• SHORT TASK:
Every line containing the word "edit" needs to be found and copied.

━━━━━ DATA SECTION

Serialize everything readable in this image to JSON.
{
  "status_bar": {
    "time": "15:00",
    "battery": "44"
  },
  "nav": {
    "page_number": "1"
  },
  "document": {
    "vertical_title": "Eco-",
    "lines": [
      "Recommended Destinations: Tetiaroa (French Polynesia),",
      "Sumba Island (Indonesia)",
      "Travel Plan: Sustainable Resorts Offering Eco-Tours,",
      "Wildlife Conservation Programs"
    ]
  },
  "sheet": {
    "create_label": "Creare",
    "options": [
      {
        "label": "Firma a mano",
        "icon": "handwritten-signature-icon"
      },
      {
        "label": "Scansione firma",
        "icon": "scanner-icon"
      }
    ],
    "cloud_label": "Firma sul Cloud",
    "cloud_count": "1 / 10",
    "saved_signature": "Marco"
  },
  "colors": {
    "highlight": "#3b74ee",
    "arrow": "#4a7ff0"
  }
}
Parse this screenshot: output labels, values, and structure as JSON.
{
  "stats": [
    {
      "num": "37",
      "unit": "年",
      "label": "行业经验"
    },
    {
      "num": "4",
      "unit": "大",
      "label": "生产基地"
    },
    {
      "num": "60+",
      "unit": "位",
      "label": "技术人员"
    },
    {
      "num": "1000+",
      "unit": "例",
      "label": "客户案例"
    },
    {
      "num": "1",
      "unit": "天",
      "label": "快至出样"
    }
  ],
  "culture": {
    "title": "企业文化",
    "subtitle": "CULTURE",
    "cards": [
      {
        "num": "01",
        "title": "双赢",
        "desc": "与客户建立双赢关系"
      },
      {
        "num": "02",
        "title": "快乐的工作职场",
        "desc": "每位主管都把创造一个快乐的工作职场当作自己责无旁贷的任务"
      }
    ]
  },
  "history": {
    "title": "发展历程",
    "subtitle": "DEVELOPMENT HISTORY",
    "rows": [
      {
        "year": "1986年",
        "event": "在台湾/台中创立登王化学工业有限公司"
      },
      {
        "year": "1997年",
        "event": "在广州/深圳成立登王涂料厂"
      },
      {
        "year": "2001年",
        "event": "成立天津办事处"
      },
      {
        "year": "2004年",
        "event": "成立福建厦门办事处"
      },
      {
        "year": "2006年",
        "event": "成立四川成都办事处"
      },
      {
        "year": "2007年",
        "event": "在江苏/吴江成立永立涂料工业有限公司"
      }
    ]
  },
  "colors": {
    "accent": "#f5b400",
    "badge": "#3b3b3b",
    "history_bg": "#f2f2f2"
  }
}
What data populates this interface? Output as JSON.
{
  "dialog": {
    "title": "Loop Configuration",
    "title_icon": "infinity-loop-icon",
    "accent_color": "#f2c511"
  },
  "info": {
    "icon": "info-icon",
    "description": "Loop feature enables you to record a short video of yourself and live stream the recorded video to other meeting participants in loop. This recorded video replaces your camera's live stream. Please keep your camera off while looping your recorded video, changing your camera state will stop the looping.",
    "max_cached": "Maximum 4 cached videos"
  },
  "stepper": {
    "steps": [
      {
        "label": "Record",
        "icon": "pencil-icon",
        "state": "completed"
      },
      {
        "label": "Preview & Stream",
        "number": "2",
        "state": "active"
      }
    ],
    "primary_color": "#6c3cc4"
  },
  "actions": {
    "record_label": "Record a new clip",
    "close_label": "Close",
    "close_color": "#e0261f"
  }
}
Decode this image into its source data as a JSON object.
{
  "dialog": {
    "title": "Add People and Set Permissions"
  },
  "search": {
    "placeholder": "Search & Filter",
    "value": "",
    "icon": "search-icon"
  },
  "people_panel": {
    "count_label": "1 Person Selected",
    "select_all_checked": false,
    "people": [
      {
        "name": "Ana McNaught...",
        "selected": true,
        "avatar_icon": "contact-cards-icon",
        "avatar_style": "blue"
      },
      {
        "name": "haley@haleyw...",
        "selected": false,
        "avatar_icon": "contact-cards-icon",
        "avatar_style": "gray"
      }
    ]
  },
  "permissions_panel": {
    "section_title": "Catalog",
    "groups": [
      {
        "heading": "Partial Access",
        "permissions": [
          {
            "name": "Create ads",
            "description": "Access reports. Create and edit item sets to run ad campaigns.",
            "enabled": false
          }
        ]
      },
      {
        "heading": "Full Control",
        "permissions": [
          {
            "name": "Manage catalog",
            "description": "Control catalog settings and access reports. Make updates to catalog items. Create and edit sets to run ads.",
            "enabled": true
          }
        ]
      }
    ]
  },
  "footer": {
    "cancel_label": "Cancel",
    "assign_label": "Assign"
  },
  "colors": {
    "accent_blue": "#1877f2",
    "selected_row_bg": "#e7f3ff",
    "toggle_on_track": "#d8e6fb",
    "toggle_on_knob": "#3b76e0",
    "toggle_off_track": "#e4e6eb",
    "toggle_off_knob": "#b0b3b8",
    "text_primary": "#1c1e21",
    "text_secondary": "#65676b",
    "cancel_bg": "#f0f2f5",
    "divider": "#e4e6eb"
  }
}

━━━━━━━━━━

• FINISHED EXERCISE:
            "description": "Access reports. Create and edit item sets to run ad campaigns.",
            "description": "Control catalog settings and access reports. Make updates to catalog items. Create and edit sets to run ads.",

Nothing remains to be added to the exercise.